* _Aim_: Only the number is wanted: how many lines contain the word "nuevo"?

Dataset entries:
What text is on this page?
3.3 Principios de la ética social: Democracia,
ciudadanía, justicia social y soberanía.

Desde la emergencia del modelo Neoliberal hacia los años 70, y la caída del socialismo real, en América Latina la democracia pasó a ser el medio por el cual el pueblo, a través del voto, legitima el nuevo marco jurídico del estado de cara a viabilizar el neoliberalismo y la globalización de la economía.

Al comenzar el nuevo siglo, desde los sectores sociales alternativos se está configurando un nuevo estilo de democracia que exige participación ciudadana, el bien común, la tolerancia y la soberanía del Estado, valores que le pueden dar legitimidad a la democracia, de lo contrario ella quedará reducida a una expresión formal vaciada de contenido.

* _Completed exercise_: 2